Page extract:
------------------------

What does linear RGB mean ?

anon41087856 · February 23, 2020, 12:35pm

I’m going to copy-paste here the answer I gave by email, because I think it will be useful to more than one guy.

Your camera sensor converts photons into electrons with a piece of semi-conductor underneath the color filter array (roughly 1 photon becomes 1 electron, except for some that get lost here and there – for the sake of this explanation, you can assume 1 photon => 1 electron exactly). It’s really like a photovoltaic solar cell you would use to produce electricity, except the amount of electricity is quite small.

Once we have a current, all we have to do is then to measure the electric current (= the sum of all the electrons passing through the wire) at each photosite. It’s really just measuring how many (micro)amperes we have there, as you would do with a good old multimeter (but much more sensitive).

Using a piece of electronics called an analog-digital converter (ADC), that current measurement is converted to an integer code value inside some range. If you use an 8 bits ADC, your range is [0 ; 2^8 -1] so you encode between 0 and 255. Most cameras use 12 or 14 bits, so they encode between [0 ; 4095] or [0 ; 16383].

These code values don’t mean much in themselves. They only mean that we split the measurement range of the sensor (between noise threshold and saturation threshold) into that many samples so, as the sampling gets finer, your lightness gradients are more continuous and less prone to staircasing effects (called posterization or quantization artifacts). Just imagine you want to represent a diagonal line with a staircase : the more steps you add, the finer the jumps get, and the smoother your line approximation gets.

But these code values are a linear encoding, meaning if you double the amount of light on the sensor, you also double the code value issued by the measurement. That leads to a nice property : doubling the light amount, physically on the scene, or multiplying the code values by 2, digitally in the computer, has the same effect on the picture (if we put the signal/noise ratio aside). Linearity means the data you are working on is proportional to the intensity (or energy) of the light emission.

------------------------

Work instructions:
1: Answer these questions using the post on linear RGB.
(a) What does the analog-digital converter turn the current measurement into?
(b) Which two code ranges does the post give for cameras that use 12 or 14 bits?
(c) What are staircasing effects in lightness gradients also called?
2: According to the post on linear RGB, why does doubling the light on the scene have the same effect on the picture as multiplying the code values by 2 in the computer?
3: Continue the post on linear RGB from where it stops.

Dataset excerpt
------------------------

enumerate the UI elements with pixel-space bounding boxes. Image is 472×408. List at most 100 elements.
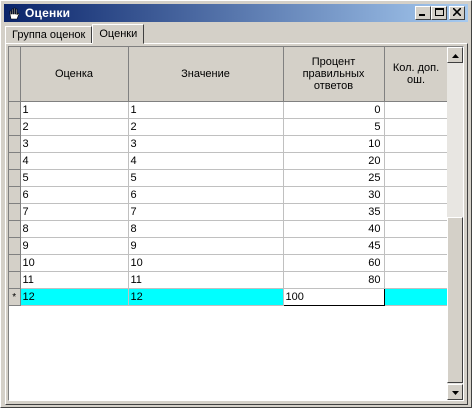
maximize-icon	[434, 7, 444, 19]
cell-extra-errors[interactable]	[384, 101, 449, 119]
header-extra-errors[interactable]: Кол. доп. ош.	[384, 47, 449, 102]
cell-extra-errors[interactable]	[384, 203, 449, 221]
cell-value[interactable]: 6	[128, 186, 284, 204]
table-row[interactable]: 5 5 25	[9, 169, 449, 187]
row-indicator[interactable]	[9, 237, 21, 255]
row-indicator[interactable]	[9, 152, 21, 170]
app-window: Оценки Группа оценок Оценки Оценка Значе…	[0, 0, 472, 408]
row-indicator[interactable]	[9, 271, 21, 289]
minimize-button[interactable]	[415, 6, 431, 20]
close-button[interactable]	[449, 6, 465, 20]
header-grade[interactable]: Оценка	[20, 47, 129, 102]
row-indicator[interactable]	[9, 169, 21, 187]
cell-grade[interactable]: 7	[20, 203, 129, 221]
cell-extra-errors[interactable]	[384, 271, 449, 289]
table-row[interactable]: 225	[9, 118, 449, 136]
row-indicator[interactable]	[9, 220, 21, 238]
cell-value[interactable]: 9	[128, 237, 284, 255]
scroll-thumb[interactable]	[447, 217, 463, 383]
tab-label: Оценки	[99, 28, 138, 40]
cell-grade[interactable]: 9	[20, 237, 129, 255]
header-percent[interactable]: Процент правильных ответов	[283, 47, 385, 102]
cell-extra-errors[interactable]	[384, 237, 449, 255]
table-row[interactable]: 4 4 20	[9, 152, 449, 170]
tab-grades[interactable]: Оценки	[92, 24, 145, 44]
cell-grade[interactable]: 11	[20, 271, 129, 289]
row-indicator[interactable]	[9, 254, 21, 272]
cell-percent[interactable]: 20	[283, 152, 385, 170]
cell-value[interactable]: 3	[128, 135, 284, 153]
cell-percent[interactable]: 25	[283, 169, 385, 187]
cell-grade[interactable]: 3	[20, 135, 129, 153]
cell-extra-errors[interactable]	[384, 152, 449, 170]
cell-percent[interactable]: 60	[283, 254, 385, 272]
arrow-up-icon	[451, 51, 459, 60]
cell-value[interactable]: 10	[128, 254, 284, 272]
cell-extra-errors[interactable]	[384, 135, 449, 153]
header-indicator	[9, 47, 21, 102]
grades-grid: Оценка Значение Процент правильных ответ…	[8, 46, 464, 401]
cell-percent[interactable]: 35	[283, 203, 385, 221]
title-bar[interactable]: Оценки	[4, 4, 468, 22]
cell-extra-errors[interactable]	[384, 186, 449, 204]
cell-percent[interactable]: 0	[283, 101, 385, 119]
cell-value[interactable]: 5	[128, 169, 284, 187]
cell-grade[interactable]: 4	[20, 152, 129, 170]
tab-strip: Группа оценок Оценки	[5, 24, 145, 44]
cell-value[interactable]: 11	[128, 271, 284, 289]
tab-label: Группа оценок	[12, 29, 86, 41]
table-row[interactable]: 7 7 35	[9, 203, 449, 221]
table-row[interactable]: 8 8 40	[9, 220, 449, 238]
row-indicator[interactable]: *	[9, 288, 21, 306]
cell-grade[interactable]: 12	[20, 288, 129, 306]
table-row[interactable]: 10 10 60	[9, 254, 449, 272]
cell-extra-errors[interactable]	[384, 288, 449, 306]
cell-grade[interactable]: 10	[20, 254, 129, 272]
window-title: Оценки	[25, 6, 71, 20]
row-indicator[interactable]	[9, 118, 21, 136]
cell-percent[interactable]: 30	[283, 186, 385, 204]
cell-value[interactable]: 1	[128, 101, 284, 119]
table-row[interactable]: 3 3 10	[9, 135, 449, 153]
cell-percent[interactable]: 10	[283, 135, 385, 153]
table-row[interactable]: 110	[9, 101, 449, 119]
cell-value[interactable]: 2	[128, 118, 284, 136]
cell-grade[interactable]: 5	[20, 169, 129, 187]
hand-icon	[7, 6, 21, 20]
cell-value[interactable]: 12	[128, 288, 284, 306]
cell-extra-errors[interactable]	[384, 220, 449, 238]
cell-percent[interactable]: 80	[283, 271, 385, 289]
cell-value[interactable]: 4	[128, 152, 284, 170]
arrow-down-icon	[451, 388, 459, 397]
cell-percent[interactable]: 5	[283, 118, 385, 136]
cell-value[interactable]: 7	[128, 203, 284, 221]
tab-grade-group[interactable]: Группа оценок	[5, 26, 93, 44]
table-row[interactable]: * 12 12 100	[9, 288, 449, 306]
tab-panel: Оценка Значение Процент правильных ответ…	[5, 43, 468, 405]
minimize-icon	[419, 8, 427, 18]
scroll-up-button[interactable]	[447, 47, 463, 63]
cell-percent[interactable]: 100	[282, 288, 385, 306]
cell-grade[interactable]: 8	[20, 220, 129, 238]
cell-grade[interactable]: 1	[20, 101, 129, 119]
table-row[interactable]: 9 9 45	[9, 237, 449, 255]
row-indicator[interactable]	[9, 135, 21, 153]
cell-grade[interactable]: 2	[20, 118, 129, 136]
row-indicator[interactable]	[9, 186, 21, 204]
cell-value[interactable]: 8	[128, 220, 284, 238]
cell-percent[interactable]: 40	[283, 220, 385, 238]
table-row[interactable]: 11 11 80	[9, 271, 449, 289]
vertical-scrollbar[interactable]	[447, 47, 463, 400]
row-indicator[interactable]	[9, 203, 21, 221]
header-value[interactable]: Значение	[128, 47, 284, 102]
table-row[interactable]: 6 6 30	[9, 186, 449, 204]
row-indicator[interactable]	[9, 101, 21, 119]
scroll-down-button[interactable]	[447, 384, 463, 400]
cell-extra-errors[interactable]	[384, 254, 449, 272]
maximize-button[interactable]	[431, 6, 447, 20]
cell-percent[interactable]: 45	[283, 237, 385, 255]
cell-extra-errors[interactable]	[384, 118, 449, 136]
cell-grade[interactable]: 6	[20, 186, 129, 204]
cell-extra-errors[interactable]	[384, 169, 449, 187]
grid-body: 1 1 0 2 2 5 3 3 10 4 4 20 5 5 25 6 6 30 7 7 35 8 8 40 9 9 45 10 10 60…	[9, 101, 449, 306]
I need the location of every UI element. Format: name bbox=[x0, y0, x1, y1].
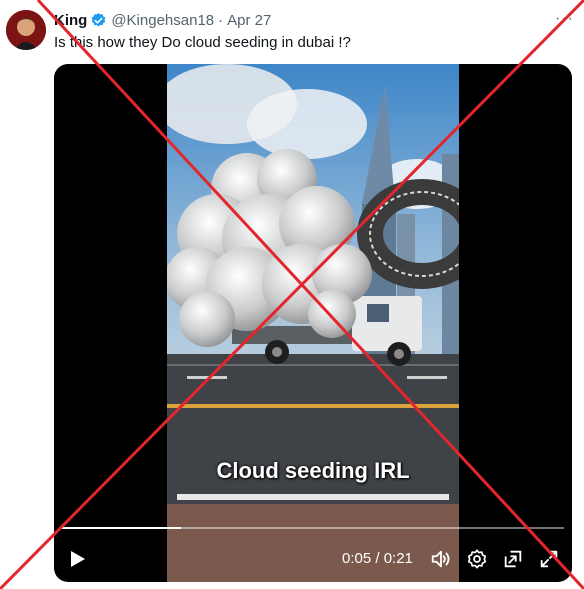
settings-gear-icon[interactable] bbox=[464, 546, 490, 572]
progress-fill bbox=[62, 527, 182, 529]
video-controls: 0:05 / 0:21 bbox=[54, 542, 572, 576]
display-name[interactable]: King bbox=[54, 12, 87, 29]
avatar[interactable] bbox=[6, 10, 46, 50]
verified-badge-icon bbox=[90, 12, 107, 29]
picture-in-picture-icon[interactable] bbox=[500, 546, 526, 572]
fullscreen-icon[interactable] bbox=[536, 546, 562, 572]
tweet-date[interactable]: Apr 27 bbox=[227, 12, 271, 29]
tweet-text: Is this how they Do cloud seeding in dub… bbox=[54, 34, 351, 51]
progress-bar[interactable] bbox=[62, 527, 564, 529]
separator-dot: · bbox=[218, 11, 224, 29]
video-caption: Cloud seeding IRL bbox=[216, 458, 410, 483]
volume-icon[interactable] bbox=[428, 546, 454, 572]
more-options-icon[interactable]: ··· bbox=[555, 10, 574, 28]
play-icon[interactable] bbox=[64, 546, 90, 572]
video-player[interactable]: Cloud seeding IRL 0:05 / 0:21 bbox=[54, 64, 572, 582]
time-display: 0:05 / 0:21 bbox=[342, 550, 413, 567]
tweet-header: King @Kingehsan18 · Apr 27 bbox=[54, 10, 574, 30]
user-handle[interactable]: @Kingehsan18 bbox=[111, 12, 214, 29]
video-frame[interactable]: Cloud seeding IRL bbox=[167, 64, 459, 582]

------------------------

Responses per task:
1:
(a) An integer code value inside some range.
(b) [0 ; 4095] and [0 ; 16383].
(c) Posterization or quantization artifacts.

2: The code values are a linear encoding, so doubling the amount of light on the sensor also doubles the code value the measurement issues. The data is therefore proportional to the intensity of the light, and scaling the light physically or scaling the numbers digitally gives the same result, apart from the signal/noise ratio.

3:
Mathematically, linearity of some 1D operation f is proven if a × f(b) = f(a × b), which means that you can multiply in the order you want, before or after applying f on b, and the result will not change. We work on RGB (which is 3D), so it’s a tad more complicated, but the same principle holds.

But here, you might smell an issue. Remember human vision is logarithmic and, therefore, non-linear. That means we have increased sensitivity in shadows, and decreased sensitivity in highlights. The “human light increment” is the EV (exposure value). From one EV to another, you double or halve the amount of light (depending which way you go).

So, your camera code values, let’s say in 12 bits, encode the first EV below pure white between 4095 and 4096 / 2 = 2047. It means that half your encoding range is assigned to only the first one EV, below pure white, where your sensitivity is very low. Then, the second EV is between 2047 and 1023, third between 1023 and 511, fourth between 511 and 254, fifth between 253 and 127, sixth between 127 and 67… until the twelveth, which can only take the value 0 or 1. That means the EV zones where you are the more sensitive are the ones that get the fewer code values.

That triggers a lot of problems, the most common being posterization in shadows (staircasing in the shadows gradients). We have 2 ways to deal with that :

either ditch the integer encoding and switch to floating point representation, so we don’t care about sampling anymore and we could assume a continuous real encoding in the full range,
or redistribute the human-defined EV steps around code values more evenly by applying a non-linear transform (the typical “2.2 gamma” applies a sort of square root, the Lab transfer fuction applies a cubic root, and modern video cameras apply a log directly), so each EV gets roughly the same number of code values (and the first one stops sucking half the values all for itself).

#1. is better to work on pictures, because… it preserves the linear connection between light emisison and code values, so it keeps the multiplication property (along with many more that allow physically-accurate light transforms), and that’s how darktable’s pipeline works, but saving files in 32 bits float is super heavy and quite overkill. To save files, we will rather use #2., which is what modern “gamma” encoded RGB spaces do (Adobe RGB, sRGB, etc.).

So, non-linear RGB spaces are just that : a maths trick to redistribute the code values more evenly between EVs, that should be used only for file saving or to send image buffers to your GPU (and then to you screen). If you plan on working on pictures saved with a gamma-encoding (OETF), you should decode it first, then apply your image operations, then re-encode and save the result. But for some reason, the whole graphics industry has taken the bad habit to work directly on these gamma-encoded files through the whole pipeline, probably because it pegs the 18% middle grey around 50% (0.18^{(1/2.2)}) = 0.46), so it is more convenient to use with levels or curves GUI.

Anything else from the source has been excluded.